Reproduce verbatim the stretch of rows below, from the first row through the row containing "secure-transaction-link[interactable]: Secure transaction", including both ends.

[Extracted records]
-- -- --

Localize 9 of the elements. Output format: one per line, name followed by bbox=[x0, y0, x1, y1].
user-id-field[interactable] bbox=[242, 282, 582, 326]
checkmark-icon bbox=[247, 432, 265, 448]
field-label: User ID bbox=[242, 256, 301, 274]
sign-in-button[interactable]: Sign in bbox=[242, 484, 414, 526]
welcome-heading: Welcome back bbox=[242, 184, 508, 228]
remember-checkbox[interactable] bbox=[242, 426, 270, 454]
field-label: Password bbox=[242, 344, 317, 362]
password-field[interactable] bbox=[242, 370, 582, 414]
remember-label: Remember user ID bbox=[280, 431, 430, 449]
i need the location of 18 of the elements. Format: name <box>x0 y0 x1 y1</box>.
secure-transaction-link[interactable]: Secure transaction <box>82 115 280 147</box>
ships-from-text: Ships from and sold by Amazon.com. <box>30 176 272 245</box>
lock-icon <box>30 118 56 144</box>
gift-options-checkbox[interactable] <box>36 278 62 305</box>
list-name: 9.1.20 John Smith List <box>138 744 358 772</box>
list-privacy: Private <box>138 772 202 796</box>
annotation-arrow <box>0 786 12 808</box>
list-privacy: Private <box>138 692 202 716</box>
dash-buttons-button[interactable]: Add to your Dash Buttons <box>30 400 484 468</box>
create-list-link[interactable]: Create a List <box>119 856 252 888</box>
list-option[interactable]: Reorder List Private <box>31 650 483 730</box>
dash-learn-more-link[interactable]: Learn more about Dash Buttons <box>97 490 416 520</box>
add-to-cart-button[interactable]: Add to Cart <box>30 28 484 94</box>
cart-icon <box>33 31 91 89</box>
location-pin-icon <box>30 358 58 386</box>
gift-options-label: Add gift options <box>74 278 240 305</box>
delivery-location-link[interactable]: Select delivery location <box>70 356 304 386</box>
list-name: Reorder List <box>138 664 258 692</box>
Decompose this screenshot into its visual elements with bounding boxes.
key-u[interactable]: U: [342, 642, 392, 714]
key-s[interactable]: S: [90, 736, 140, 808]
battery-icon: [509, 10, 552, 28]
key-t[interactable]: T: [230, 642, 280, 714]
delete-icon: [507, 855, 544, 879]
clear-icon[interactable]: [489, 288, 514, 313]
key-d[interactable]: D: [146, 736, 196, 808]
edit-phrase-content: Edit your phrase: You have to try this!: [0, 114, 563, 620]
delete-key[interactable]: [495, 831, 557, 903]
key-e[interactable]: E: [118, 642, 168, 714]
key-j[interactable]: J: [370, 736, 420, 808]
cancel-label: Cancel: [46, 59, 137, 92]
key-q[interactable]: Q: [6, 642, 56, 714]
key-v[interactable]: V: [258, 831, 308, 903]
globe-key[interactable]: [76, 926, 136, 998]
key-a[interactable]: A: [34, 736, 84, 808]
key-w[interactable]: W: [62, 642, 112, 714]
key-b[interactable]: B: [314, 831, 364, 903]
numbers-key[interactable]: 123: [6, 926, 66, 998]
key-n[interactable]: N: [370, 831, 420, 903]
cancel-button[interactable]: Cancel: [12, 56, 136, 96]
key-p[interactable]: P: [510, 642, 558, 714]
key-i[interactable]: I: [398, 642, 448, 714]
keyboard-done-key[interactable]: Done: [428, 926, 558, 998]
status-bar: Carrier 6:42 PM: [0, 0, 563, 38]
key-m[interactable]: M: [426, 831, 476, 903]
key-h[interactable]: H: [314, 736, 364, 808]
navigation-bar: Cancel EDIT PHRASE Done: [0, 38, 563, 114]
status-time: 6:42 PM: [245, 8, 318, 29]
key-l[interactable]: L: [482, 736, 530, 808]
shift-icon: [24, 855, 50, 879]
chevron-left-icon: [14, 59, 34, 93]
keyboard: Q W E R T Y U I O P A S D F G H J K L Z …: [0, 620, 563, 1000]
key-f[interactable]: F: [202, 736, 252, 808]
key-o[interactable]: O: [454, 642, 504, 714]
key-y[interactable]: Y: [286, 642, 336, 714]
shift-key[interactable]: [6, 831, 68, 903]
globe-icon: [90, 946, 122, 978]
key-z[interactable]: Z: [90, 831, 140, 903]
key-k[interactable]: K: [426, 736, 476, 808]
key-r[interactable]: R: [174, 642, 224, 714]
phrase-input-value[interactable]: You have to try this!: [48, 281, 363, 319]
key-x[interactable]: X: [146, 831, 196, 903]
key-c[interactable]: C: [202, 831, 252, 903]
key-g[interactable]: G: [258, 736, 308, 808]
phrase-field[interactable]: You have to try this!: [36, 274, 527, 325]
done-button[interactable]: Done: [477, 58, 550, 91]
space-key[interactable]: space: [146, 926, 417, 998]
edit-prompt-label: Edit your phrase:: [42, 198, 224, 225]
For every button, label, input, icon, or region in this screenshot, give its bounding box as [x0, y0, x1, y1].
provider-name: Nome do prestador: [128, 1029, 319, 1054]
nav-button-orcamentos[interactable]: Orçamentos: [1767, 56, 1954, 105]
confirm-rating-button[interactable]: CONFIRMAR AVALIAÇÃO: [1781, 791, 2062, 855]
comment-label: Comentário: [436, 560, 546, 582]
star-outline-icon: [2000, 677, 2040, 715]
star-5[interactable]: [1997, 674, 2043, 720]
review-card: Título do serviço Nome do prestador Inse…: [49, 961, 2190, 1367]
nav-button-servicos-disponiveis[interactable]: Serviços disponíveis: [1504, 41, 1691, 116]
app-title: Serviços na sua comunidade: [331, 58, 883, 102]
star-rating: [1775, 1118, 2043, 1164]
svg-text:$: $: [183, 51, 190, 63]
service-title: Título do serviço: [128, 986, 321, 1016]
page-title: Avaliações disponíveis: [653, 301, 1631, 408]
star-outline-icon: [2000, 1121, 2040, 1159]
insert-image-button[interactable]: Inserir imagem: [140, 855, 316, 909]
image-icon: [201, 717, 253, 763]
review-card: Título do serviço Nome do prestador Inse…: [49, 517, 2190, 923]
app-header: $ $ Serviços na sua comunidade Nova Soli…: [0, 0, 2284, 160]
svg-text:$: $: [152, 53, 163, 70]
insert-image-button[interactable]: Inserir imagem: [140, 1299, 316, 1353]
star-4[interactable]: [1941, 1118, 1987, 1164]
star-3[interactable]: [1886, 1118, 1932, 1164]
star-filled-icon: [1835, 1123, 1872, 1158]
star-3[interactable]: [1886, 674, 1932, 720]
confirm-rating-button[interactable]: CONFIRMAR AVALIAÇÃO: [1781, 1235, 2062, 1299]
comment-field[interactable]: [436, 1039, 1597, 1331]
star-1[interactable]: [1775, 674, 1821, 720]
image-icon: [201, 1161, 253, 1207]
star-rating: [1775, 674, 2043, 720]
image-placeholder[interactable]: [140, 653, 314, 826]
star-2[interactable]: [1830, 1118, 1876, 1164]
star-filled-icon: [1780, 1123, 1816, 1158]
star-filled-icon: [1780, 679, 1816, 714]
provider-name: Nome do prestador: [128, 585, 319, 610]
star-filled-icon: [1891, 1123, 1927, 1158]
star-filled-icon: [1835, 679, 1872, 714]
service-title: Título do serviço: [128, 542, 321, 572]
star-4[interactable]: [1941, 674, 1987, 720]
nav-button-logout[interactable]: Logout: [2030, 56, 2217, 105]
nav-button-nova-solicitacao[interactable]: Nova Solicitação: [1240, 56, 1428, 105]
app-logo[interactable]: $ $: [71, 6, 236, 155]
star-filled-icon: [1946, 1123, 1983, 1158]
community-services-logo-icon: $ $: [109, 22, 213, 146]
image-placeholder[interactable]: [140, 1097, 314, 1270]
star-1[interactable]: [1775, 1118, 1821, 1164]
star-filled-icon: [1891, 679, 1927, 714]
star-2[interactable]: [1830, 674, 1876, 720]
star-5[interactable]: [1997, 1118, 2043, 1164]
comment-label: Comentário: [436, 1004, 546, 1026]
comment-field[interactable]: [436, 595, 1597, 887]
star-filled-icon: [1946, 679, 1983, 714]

-- -- --

▶ [Answer to the problem]:
Localize 9 of the elements. Output format: one per line, name followed by bbox=[x0, y0, x1, y1].
user-id-field[interactable] bbox=[242, 282, 582, 326]
checkmark-icon bbox=[247, 432, 265, 448]
field-label: User ID bbox=[242, 256, 301, 274]
sign-in-button[interactable]: Sign in bbox=[242, 484, 414, 526]
welcome-heading: Welcome back bbox=[242, 184, 508, 228]
remember-checkbox[interactable] bbox=[242, 426, 270, 454]
field-label: Password bbox=[242, 344, 317, 362]
password-field[interactable] bbox=[242, 370, 582, 414]
remember-label: Remember user ID bbox=[280, 431, 430, 449]
i need the location of 18 of the elements. Format: name <box>x0 y0 x1 y1</box>.
secure-transaction-link[interactable]: Secure transaction <box>82 115 280 147</box>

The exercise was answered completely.